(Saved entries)
◆ ◆ ◆ ◆ ◆

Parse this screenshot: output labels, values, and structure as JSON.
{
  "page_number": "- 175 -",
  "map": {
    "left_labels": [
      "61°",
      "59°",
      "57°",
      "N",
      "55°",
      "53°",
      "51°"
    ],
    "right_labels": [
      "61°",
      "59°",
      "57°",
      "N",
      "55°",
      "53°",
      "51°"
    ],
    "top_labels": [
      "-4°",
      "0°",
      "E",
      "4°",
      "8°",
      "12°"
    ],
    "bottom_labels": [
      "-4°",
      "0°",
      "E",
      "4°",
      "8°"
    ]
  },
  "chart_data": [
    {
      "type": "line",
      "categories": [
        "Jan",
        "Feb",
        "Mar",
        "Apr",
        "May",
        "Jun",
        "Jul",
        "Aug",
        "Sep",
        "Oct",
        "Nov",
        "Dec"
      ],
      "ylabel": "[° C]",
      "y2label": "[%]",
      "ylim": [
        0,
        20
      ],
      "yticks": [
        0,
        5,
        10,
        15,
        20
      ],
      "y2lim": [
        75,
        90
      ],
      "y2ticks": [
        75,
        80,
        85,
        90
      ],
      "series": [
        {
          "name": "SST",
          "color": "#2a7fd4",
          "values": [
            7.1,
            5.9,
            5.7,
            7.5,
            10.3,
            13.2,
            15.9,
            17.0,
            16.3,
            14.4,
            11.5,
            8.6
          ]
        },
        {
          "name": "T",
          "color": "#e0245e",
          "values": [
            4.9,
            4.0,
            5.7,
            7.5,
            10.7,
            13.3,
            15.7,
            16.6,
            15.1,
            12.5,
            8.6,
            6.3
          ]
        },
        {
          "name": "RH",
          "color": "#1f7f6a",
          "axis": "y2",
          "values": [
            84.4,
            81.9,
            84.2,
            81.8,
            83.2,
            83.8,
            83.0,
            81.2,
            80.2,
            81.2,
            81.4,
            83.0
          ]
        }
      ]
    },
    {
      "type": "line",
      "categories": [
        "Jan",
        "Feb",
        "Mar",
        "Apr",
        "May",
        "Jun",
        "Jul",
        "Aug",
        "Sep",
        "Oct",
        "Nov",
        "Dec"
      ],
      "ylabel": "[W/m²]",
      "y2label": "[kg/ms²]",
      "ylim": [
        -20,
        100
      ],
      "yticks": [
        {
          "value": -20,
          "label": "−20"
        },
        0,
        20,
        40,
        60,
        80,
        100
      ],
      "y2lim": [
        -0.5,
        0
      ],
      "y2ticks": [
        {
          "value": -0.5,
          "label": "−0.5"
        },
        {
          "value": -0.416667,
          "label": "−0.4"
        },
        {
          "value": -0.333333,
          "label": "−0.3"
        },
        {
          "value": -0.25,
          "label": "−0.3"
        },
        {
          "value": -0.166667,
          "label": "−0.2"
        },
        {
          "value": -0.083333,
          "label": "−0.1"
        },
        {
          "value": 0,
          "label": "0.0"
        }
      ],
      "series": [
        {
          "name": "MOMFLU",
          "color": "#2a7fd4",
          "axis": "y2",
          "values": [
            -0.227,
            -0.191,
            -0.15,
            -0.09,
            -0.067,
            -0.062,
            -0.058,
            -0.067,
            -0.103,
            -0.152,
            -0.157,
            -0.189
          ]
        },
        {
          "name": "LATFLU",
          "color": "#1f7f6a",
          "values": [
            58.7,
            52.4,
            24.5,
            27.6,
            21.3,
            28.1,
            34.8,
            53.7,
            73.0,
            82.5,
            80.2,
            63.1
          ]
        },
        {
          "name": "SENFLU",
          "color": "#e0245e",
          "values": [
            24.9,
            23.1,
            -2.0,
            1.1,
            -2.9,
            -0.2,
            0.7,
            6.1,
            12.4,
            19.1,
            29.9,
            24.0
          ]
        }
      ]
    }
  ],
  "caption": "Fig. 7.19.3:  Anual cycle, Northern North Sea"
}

◆ ◆ ◆ ◆ ◆

* _Exercise prompt_: Extract all of the data shown above and repeat it verbatim.

* _Answer to this exercise_:
Parse this screenshot: output labels, values, and structure as JSON.
{
  "page_number": "- 175 -",
  "map": {
    "left_labels": [
      "61°",
      "59°",
      "57°",
      "N",
      "55°",
      "53°",
      "51°"
    ],
    "right_labels": [
      "61°",
      "59°",
      "57°",
      "N",
      "55°",
      "53°",
      "51°"
    ],
    "top_labels": [
      "-4°",
      "0°",
      "E",
      "4°",
      "8°",
      "12°"
    ],
    "bottom_labels": [
      "-4°",
      "0°",
      "E",
      "4°",
      "8°"
    ]
  },
  "chart_data": [
    {
      "type": "line",
      "categories": [
        "Jan",
        "Feb",
        "Mar",
        "Apr",
        "May",
        "Jun",
        "Jul",
        "Aug",
        "Sep",
        "Oct",
        "Nov",
        "Dec"
      ],
      "ylabel": "[° C]",
      "y2label": "[%]",
      "ylim": [
        0,
        20
      ],
      "yticks": [
        0,
        5,
        10,
        15,
        20
      ],
      "y2lim": [
        75,
        90
      ],
      "y2ticks": [
        75,
        80,
        85,
        90
      ],
      "series": [
        {
          "name": "SST",
          "color": "#2a7fd4",
          "values": [
            7.1,
            5.9,
            5.7,
            7.5,
            10.3,
            13.2,
            15.9,
            17.0,
            16.3,
            14.4,
            11.5,
            8.6
          ]
        },
        {
          "name": "T",
          "color": "#e0245e",
          "values": [
            4.9,
            4.0,
            5.7,
            7.5,
            10.7,
            13.3,
            15.7,
            16.6,
            15.1,
            12.5,
            8.6,
            6.3
          ]
        },
        {
          "name": "RH",
          "color": "#1f7f6a",
          "axis": "y2",
          "values": [
            84.4,
            81.9,
            84.2,
            81.8,
            83.2,
            83.8,
            83.0,
            81.2,
            80.2,
            81.2,
            81.4,
            83.0
          ]
        }
      ]
    },
    {
      "type": "line",
      "categories": [
        "Jan",
        "Feb",
        "Mar",
        "Apr",
        "May",
        "Jun",
        "Jul",
        "Aug",
        "Sep",
        "Oct",
        "Nov",
        "Dec"
      ],
      "ylabel": "[W/m²]",
      "y2label": "[kg/ms²]",
      "ylim": [
        -20,
        100
      ],
      "yticks": [
        {
          "value": -20,
          "label": "−20"
        },
        0,
        20,
        40,
        60,
        80,
        100
      ],
      "y2lim": [
        -0.5,
        0
      ],
      "y2ticks": [
        {
          "value": -0.5,
          "label": "−0.5"
        },
        {
          "value": -0.416667,
          "label": "−0.4"
        },
        {
          "value": -0.333333,
          "label": "−0.3"
        },
        {
          "value": -0.25,
          "label": "−0.3"
        },
        {
          "value": -0.166667,
          "label": "−0.2"
        },
        {
          "value": -0.083333,
          "label": "−0.1"
        },
        {
          "value": 0,
          "label": "0.0"
        }
      ],
      "series": [
        {
          "name": "MOMFLU",
          "color": "#2a7fd4",
          "axis": "y2",
          "values": [
            -0.227,
            -0.191,
            -0.15,
            -0.09,
            -0.067,
            -0.062,
            -0.058,
            -0.067,
            -0.103,
            -0.152,
            -0.157,
            -0.189
          ]
        },
        {
          "name": "LATFLU",
          "color": "#1f7f6a",
          "values": [
            58.7,
            52.4,
            24.5,
            27.6,
            21.3,
            28.1,
            34.8,
            53.7,
            73.0,
            82.5,
            80.2,
            63.1
          ]
        },
        {
          "name": "SENFLU",
          "color": "#e0245e",
          "values": [
            24.9,
            23.1,
            -2.0,
            1.1,
            -2.9,
            -0.2,
            0.7,
            6.1,
            12.4,
            19.1,
            29.9,
            24.0
          ]
        }
      ]
    }
  ],
  "caption": "Fig. 7.19.3:  Anual cycle, Northern North Sea"
}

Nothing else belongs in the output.